Problem statement
Can you quote the records below in full, word for word?

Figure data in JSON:
_____

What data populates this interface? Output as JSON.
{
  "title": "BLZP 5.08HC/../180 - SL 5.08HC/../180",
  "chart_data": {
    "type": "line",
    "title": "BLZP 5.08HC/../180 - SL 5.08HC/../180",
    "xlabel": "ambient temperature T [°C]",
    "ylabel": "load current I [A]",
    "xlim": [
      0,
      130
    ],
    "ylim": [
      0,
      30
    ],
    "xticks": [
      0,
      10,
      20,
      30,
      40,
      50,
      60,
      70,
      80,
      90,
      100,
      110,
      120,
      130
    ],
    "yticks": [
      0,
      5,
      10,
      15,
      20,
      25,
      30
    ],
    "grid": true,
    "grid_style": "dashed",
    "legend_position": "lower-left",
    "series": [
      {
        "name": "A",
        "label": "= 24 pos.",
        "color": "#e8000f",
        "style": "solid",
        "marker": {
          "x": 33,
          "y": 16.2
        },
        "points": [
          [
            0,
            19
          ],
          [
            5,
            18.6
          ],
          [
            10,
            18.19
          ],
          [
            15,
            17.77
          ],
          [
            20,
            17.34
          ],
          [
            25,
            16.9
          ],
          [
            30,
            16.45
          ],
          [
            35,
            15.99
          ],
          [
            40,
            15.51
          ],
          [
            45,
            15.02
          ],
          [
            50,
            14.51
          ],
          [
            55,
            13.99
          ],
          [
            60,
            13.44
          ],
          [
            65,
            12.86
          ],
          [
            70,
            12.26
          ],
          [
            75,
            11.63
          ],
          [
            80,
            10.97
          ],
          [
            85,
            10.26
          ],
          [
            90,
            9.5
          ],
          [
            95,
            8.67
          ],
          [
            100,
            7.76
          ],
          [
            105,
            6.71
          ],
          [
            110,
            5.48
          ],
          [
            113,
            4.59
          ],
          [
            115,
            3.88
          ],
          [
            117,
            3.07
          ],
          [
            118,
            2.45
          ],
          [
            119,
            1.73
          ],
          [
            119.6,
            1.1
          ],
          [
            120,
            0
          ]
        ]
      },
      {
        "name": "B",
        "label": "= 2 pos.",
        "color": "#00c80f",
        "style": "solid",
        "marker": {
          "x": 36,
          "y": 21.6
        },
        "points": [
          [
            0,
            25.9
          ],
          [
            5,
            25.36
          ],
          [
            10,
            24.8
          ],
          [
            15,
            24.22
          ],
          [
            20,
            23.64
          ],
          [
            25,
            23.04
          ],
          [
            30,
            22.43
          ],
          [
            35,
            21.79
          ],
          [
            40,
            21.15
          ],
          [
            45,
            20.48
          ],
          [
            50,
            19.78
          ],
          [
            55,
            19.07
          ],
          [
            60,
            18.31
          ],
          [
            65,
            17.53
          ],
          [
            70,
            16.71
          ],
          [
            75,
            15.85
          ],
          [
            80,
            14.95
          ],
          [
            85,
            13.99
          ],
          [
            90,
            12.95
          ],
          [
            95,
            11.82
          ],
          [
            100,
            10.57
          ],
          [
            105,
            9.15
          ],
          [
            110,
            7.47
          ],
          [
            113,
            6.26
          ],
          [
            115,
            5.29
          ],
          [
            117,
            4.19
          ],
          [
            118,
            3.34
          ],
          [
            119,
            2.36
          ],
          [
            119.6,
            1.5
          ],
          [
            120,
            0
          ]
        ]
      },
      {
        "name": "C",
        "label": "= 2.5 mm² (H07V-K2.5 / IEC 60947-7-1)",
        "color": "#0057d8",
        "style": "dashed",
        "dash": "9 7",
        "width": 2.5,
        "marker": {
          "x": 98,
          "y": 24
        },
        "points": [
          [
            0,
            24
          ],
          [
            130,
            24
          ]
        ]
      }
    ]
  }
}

_____

Completed exercise
What data populates this interface? Output as JSON.
{
  "title": "BLZP 5.08HC/../180 - SL 5.08HC/../180",
  "chart_data": {
    "type": "line",
    "title": "BLZP 5.08HC/../180 - SL 5.08HC/../180",
    "xlabel": "ambient temperature T [°C]",
    "ylabel": "load current I [A]",
    "xlim": [
      0,
      130
    ],
    "ylim": [
      0,
      30
    ],
    "xticks": [
      0,
      10,
      20,
      30,
      40,
      50,
      60,
      70,
      80,
      90,
      100,
      110,
      120,
      130
    ],
    "yticks": [
      0,
      5,
      10,
      15,
      20,
      25,
      30
    ],
    "grid": true,
    "grid_style": "dashed",
    "legend_position": "lower-left",
    "series": [
      {
        "name": "A",
        "label": "= 24 pos.",
        "color": "#e8000f",
        "style": "solid",
        "marker": {
          "x": 33,
          "y": 16.2
        },
        "points": [
          [
            0,
            19
          ],
          [
            5,
            18.6
          ],
          [
            10,
            18.19
          ],
          [
            15,
            17.77
          ],
          [
            20,
            17.34
          ],
          [
            25,
            16.9
          ],
          [
            30,
            16.45
          ],
          [
            35,
            15.99
          ],
          [
            40,
            15.51
          ],
          [
            45,
            15.02
          ],
          [
            50,
            14.51
          ],
          [
            55,
            13.99
          ],
          [
            60,
            13.44
          ],
          [
            65,
            12.86
          ],
          [
            70,
            12.26
          ],
          [
            75,
            11.63
          ],
          [
            80,
            10.97
          ],
          [
            85,
            10.26
          ],
          [
            90,
            9.5
          ],
          [
            95,
            8.67
          ],
          [
            100,
            7.76
          ],
          [
            105,
            6.71
          ],
          [
            110,
            5.48
          ],
          [
            113,
            4.59
          ],
          [
            115,
            3.88
          ],
          [
            117,
            3.07
          ],
          [
            118,
            2.45
          ],
          [
            119,
            1.73
          ],
          [
            119.6,
            1.1
          ],
          [
            120,
            0
          ]
        ]
      },
      {
        "name": "B",
        "label": "= 2 pos.",
        "color": "#00c80f",
        "style": "solid",
        "marker": {
          "x": 36,
          "y": 21.6
        },
        "points": [
          [
            0,
            25.9
          ],
          [
            5,
            25.36
          ],
          [
            10,
            24.8
          ],
          [
            15,
            24.22
          ],
          [
            20,
            23.64
          ],
          [
            25,
            23.04
          ],
          [
            30,
            22.43
          ],
          [
            35,
            21.79
          ],
          [
            40,
            21.15
          ],
          [
            45,
            20.48
          ],
          [
            50,
            19.78
          ],
          [
            55,
            19.07
          ],
          [
            60,
            18.31
          ],
          [
            65,
            17.53
          ],
          [
            70,
            16.71
          ],
          [
            75,
            15.85
          ],
          [
            80,
            14.95
          ],
          [
            85,
            13.99
          ],
          [
            90,
            12.95
          ],
          [
            95,
            11.82
          ],
          [
            100,
            10.57
          ],
          [
            105,
            9.15
          ],
          [
            110,
            7.47
          ],
          [
            113,
            6.26
          ],
          [
            115,
            5.29
          ],
          [
            117,
            4.19
          ],
          [
            118,
            3.34
          ],
          [
            119,
            2.36
          ],
          [
            119.6,
            1.5
          ],
          [
            120,
            0
          ]
        ]
      },
      {
        "name": "C",
        "label": "= 2.5 mm² (H07V-K2.5 / IEC 60947-7-1)",
        "color": "#0057d8",
        "style": "dashed",
        "dash": "9 7",
        "width": 2.5,
        "marker": {
          "x": 98,
          "y": 24
        },
        "points": [
          [
            0,
            24
          ],
          [
            130,
            24
          ]
        ]
      }
    ]
  }
}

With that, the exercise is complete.